Copy out, word for word, the lines of the listing from its first line through the line that contains "black-knight-g6[interactable]: ♞: [245, 96, 275, 136]", including both.

— start Material —

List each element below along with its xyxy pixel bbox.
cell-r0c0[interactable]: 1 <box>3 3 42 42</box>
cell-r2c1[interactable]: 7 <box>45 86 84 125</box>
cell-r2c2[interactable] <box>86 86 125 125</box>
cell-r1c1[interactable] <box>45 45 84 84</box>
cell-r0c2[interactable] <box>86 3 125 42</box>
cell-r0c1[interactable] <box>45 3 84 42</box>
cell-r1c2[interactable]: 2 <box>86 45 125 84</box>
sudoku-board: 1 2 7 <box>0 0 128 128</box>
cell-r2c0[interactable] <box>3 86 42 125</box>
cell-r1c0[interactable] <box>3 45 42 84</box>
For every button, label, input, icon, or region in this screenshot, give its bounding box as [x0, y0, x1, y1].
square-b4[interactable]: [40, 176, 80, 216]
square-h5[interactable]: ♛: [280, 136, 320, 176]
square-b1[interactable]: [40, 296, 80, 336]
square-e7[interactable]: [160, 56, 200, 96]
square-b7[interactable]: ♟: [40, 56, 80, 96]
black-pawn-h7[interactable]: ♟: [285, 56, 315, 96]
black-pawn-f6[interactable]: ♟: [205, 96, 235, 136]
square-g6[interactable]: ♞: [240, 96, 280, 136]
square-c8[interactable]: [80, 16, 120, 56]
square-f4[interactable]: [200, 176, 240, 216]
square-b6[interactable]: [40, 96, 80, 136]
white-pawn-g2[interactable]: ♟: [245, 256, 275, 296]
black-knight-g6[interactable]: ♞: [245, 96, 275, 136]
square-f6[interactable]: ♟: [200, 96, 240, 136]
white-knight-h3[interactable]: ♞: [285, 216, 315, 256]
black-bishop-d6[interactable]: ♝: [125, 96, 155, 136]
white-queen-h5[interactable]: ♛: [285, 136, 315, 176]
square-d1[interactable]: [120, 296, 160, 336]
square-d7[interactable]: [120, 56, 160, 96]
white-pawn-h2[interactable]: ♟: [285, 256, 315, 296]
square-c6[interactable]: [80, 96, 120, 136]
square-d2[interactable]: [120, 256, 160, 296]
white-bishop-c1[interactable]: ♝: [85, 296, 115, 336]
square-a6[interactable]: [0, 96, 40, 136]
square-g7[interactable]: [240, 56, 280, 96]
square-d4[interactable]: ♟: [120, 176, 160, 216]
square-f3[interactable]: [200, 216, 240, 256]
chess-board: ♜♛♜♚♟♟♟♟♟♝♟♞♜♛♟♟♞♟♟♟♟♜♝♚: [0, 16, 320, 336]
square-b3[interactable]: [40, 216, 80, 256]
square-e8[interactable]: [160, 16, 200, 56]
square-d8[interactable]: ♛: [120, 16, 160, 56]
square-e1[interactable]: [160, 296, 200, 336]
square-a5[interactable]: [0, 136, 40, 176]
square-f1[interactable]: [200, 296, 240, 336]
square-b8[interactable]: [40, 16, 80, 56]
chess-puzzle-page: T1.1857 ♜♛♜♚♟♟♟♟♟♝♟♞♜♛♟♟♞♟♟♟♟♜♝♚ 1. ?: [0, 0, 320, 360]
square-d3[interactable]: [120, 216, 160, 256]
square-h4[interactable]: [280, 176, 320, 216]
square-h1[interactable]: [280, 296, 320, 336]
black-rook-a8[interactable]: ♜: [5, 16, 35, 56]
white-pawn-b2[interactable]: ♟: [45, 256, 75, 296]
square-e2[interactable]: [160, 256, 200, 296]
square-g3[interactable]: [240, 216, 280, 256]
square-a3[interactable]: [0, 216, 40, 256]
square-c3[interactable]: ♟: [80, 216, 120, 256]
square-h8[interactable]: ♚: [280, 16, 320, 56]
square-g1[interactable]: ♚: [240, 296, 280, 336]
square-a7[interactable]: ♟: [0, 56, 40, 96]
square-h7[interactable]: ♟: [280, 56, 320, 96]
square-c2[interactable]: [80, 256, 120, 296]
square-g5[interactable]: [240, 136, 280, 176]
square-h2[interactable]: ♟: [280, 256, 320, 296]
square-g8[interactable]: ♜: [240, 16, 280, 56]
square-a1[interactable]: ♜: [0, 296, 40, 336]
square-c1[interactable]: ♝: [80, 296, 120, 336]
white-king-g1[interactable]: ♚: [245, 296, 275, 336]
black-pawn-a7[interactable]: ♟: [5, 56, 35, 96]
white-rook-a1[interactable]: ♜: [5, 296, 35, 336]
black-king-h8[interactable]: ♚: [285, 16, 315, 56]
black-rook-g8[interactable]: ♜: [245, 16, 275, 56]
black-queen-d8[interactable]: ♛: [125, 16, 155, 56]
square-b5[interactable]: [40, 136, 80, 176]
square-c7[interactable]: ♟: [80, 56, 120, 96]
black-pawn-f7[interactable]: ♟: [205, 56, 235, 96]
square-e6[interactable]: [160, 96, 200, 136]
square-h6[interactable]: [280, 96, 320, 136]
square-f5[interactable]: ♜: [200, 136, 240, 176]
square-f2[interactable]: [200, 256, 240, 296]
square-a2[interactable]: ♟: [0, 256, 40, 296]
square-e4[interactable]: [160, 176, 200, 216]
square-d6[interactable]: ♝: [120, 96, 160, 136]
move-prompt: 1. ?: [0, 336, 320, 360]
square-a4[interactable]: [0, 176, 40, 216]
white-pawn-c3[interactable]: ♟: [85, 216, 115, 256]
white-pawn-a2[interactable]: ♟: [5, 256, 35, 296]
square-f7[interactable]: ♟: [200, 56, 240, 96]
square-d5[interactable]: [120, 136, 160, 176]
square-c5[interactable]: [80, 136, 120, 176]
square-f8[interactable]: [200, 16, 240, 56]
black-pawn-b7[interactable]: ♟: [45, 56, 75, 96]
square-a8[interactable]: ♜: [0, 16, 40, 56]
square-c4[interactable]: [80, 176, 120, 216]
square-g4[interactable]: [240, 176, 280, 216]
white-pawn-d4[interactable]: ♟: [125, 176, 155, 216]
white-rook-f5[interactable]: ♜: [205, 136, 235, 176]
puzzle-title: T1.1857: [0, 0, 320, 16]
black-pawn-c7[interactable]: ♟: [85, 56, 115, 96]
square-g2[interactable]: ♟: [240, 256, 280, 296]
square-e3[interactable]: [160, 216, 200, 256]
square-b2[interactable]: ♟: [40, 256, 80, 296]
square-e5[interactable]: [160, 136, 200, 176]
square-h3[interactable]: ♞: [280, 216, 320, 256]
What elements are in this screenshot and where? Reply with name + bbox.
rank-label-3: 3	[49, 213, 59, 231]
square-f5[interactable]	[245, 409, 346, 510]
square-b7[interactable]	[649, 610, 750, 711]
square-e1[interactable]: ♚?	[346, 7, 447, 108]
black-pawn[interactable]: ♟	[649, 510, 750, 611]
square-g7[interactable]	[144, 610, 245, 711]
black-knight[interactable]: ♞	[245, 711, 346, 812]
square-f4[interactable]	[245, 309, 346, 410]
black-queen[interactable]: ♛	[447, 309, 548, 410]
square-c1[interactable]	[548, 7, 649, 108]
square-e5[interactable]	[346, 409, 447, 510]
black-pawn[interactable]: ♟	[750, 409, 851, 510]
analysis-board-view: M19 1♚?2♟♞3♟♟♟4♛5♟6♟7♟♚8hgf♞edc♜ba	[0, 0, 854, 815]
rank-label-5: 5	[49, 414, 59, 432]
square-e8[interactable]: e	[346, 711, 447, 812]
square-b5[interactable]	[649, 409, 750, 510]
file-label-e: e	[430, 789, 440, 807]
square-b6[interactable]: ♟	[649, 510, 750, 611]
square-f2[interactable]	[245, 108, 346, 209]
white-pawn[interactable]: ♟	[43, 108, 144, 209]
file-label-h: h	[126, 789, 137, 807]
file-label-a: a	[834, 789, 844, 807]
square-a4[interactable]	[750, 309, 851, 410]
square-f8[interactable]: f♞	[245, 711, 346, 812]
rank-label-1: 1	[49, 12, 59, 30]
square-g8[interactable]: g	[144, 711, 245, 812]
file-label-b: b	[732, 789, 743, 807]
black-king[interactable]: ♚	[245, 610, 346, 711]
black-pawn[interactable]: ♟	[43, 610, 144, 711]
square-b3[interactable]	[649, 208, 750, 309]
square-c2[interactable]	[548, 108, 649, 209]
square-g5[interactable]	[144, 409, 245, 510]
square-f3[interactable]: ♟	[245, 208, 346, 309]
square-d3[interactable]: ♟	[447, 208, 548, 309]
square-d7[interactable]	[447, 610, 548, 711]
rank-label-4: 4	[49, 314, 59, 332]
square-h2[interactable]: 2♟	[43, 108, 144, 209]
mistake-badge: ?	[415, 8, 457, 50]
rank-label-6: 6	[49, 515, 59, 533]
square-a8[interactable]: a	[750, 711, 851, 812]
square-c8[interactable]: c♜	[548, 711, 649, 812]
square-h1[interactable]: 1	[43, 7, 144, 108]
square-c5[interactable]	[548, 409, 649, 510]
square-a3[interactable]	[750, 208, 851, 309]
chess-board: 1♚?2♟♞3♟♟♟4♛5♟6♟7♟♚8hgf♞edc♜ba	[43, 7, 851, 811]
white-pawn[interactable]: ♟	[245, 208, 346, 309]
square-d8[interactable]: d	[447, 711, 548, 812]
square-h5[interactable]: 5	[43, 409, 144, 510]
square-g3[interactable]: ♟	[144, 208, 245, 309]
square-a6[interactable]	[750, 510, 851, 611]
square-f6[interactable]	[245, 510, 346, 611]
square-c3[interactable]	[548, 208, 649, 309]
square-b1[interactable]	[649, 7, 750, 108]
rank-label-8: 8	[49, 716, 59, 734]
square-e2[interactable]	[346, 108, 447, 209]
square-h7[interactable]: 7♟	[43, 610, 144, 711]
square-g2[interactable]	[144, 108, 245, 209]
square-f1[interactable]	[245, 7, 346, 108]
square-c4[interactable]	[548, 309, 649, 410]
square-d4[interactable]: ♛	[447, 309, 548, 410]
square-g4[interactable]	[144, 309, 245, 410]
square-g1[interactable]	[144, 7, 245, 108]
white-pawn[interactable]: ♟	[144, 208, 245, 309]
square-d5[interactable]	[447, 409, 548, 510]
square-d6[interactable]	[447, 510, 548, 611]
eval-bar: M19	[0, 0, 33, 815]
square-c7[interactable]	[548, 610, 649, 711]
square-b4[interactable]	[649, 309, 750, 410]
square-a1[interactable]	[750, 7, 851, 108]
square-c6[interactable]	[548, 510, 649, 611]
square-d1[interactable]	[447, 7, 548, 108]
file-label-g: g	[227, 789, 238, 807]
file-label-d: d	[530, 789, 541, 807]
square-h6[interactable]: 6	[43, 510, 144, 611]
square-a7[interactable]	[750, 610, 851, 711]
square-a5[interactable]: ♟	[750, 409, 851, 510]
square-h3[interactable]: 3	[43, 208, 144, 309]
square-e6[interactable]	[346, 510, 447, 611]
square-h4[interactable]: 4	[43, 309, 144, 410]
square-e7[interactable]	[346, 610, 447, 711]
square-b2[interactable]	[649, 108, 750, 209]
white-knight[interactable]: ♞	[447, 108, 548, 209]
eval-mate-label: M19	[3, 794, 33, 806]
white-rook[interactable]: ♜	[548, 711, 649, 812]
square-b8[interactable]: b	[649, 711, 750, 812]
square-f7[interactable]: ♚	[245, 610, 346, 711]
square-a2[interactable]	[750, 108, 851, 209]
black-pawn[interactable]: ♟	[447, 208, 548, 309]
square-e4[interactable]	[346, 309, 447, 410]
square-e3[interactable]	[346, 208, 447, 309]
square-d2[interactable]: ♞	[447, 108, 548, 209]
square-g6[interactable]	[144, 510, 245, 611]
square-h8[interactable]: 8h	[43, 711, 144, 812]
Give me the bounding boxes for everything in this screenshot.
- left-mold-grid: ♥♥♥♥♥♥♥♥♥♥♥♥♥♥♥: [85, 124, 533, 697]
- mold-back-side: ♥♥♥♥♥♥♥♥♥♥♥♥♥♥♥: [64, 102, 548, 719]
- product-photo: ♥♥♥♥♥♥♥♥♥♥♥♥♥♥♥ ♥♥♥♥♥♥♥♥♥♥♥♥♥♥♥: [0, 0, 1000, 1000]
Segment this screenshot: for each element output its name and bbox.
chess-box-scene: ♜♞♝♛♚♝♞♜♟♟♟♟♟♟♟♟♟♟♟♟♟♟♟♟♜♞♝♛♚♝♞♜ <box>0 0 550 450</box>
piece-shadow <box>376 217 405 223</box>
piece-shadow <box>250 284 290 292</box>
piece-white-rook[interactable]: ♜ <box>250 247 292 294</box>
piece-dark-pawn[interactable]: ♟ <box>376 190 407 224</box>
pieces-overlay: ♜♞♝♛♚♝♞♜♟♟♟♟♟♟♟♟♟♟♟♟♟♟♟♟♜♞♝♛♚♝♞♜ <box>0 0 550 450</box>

— end Material —

Solution to this task:
List each element below along with its xyxy pixel bbox.
cell-r0c0[interactable]: 1 <box>3 3 42 42</box>
cell-r2c1[interactable]: 7 <box>45 86 84 125</box>
cell-r2c2[interactable] <box>86 86 125 125</box>
cell-r1c1[interactable] <box>45 45 84 84</box>
cell-r0c2[interactable] <box>86 3 125 42</box>
cell-r0c1[interactable] <box>45 3 84 42</box>
cell-r1c2[interactable]: 2 <box>86 45 125 84</box>
sudoku-board: 1 2 7 <box>0 0 128 128</box>
cell-r2c0[interactable] <box>3 86 42 125</box>
cell-r1c0[interactable] <box>3 45 42 84</box>
For every button, label, input, icon, or region in this screenshot, give its bounding box as [x0, y0, x1, y1].
square-b4[interactable]: [40, 176, 80, 216]
square-h5[interactable]: ♛: [280, 136, 320, 176]
square-b1[interactable]: [40, 296, 80, 336]
square-e7[interactable]: [160, 56, 200, 96]
square-b7[interactable]: ♟: [40, 56, 80, 96]
black-pawn-h7[interactable]: ♟: [285, 56, 315, 96]
black-pawn-f6[interactable]: ♟: [205, 96, 235, 136]
square-g6[interactable]: ♞: [240, 96, 280, 136]
square-c8[interactable]: [80, 16, 120, 56]
square-f4[interactable]: [200, 176, 240, 216]
square-b6[interactable]: [40, 96, 80, 136]
white-pawn-g2[interactable]: ♟: [245, 256, 275, 296]
black-knight-g6[interactable]: ♞: [245, 96, 275, 136]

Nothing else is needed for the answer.